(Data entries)
▼▼▼

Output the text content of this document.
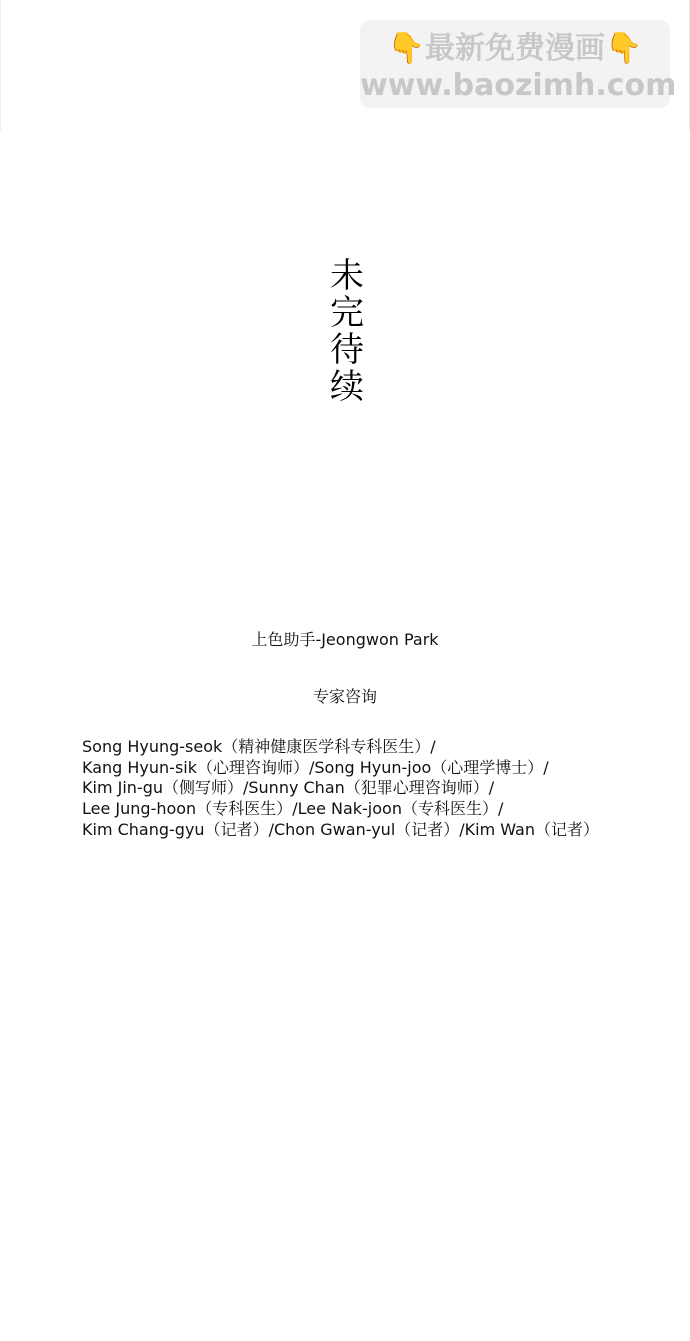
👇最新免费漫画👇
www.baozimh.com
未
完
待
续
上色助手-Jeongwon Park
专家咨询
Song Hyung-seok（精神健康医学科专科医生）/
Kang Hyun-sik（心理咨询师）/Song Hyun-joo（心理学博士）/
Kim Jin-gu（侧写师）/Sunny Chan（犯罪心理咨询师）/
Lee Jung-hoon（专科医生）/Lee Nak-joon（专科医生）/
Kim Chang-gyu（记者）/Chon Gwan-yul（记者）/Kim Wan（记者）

▲▲▲
▼▼▼

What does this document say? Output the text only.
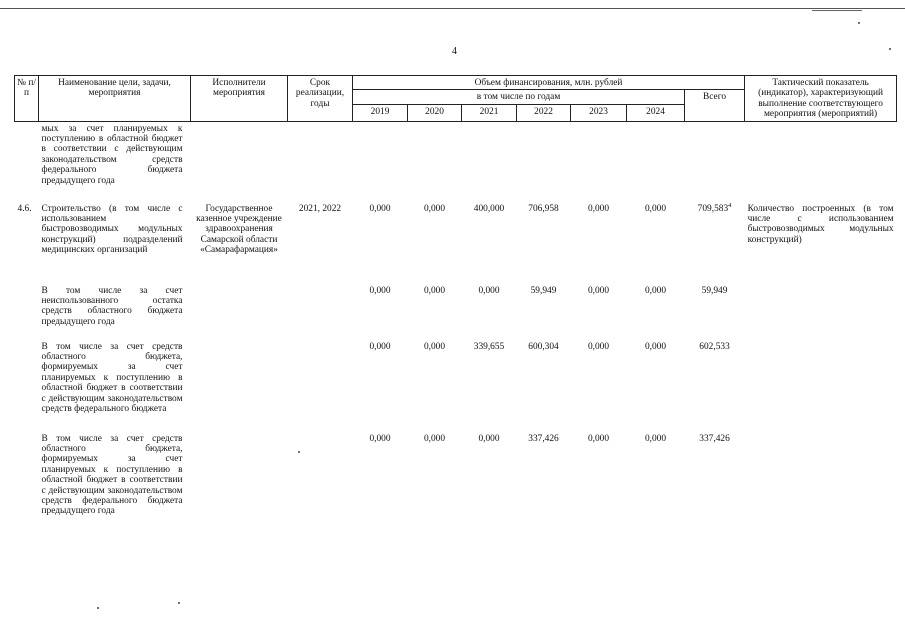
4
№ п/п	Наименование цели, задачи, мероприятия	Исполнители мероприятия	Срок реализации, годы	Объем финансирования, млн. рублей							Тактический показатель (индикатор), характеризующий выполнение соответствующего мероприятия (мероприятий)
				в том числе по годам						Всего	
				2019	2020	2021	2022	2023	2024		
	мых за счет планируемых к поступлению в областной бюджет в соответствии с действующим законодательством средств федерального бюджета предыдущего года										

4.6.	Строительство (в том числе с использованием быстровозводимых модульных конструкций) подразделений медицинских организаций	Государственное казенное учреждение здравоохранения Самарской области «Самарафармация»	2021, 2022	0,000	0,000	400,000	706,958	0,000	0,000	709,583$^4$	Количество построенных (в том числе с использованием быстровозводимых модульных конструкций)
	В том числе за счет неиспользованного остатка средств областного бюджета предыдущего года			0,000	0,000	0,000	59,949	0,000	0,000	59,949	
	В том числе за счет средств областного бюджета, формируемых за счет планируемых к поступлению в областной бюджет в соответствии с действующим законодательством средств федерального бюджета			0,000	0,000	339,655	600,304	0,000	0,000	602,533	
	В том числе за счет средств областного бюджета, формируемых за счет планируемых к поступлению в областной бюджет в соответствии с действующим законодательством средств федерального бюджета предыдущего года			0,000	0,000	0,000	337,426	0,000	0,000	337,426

▲▲▲
▼▼▼

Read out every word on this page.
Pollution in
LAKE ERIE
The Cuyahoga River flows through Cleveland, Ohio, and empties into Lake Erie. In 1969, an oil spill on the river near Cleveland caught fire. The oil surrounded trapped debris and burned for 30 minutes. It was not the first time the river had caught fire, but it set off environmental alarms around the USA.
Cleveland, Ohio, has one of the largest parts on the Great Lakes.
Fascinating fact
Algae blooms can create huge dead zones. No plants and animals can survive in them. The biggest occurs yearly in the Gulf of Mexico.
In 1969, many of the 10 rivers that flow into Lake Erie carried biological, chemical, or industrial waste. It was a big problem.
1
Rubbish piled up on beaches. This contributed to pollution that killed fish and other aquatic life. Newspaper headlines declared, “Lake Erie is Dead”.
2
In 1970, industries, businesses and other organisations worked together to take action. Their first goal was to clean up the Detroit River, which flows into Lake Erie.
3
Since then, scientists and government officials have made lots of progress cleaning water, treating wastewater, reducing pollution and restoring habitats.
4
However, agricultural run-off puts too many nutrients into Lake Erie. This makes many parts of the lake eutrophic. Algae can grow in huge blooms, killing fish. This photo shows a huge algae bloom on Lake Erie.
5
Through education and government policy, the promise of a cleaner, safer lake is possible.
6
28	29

▲▲▲

- Given exercise -
Search the records for the word "first", then list every line that has it.

- Output for this task -
The Cuyahoga River flows through Cleveland, Ohio, and empties into Lake Erie. In 1969, an oil spill on the river near Cleveland caught fire. The oil surrounded trapped debris and burned for 30 minutes. It was not the first time the river had caught fire, but it set off environmental alarms around the USA.
In 1970, industries, businesses and other organisations worked together to take action. Their first goal was to clean up the Detroit River, which flows into Lake Erie.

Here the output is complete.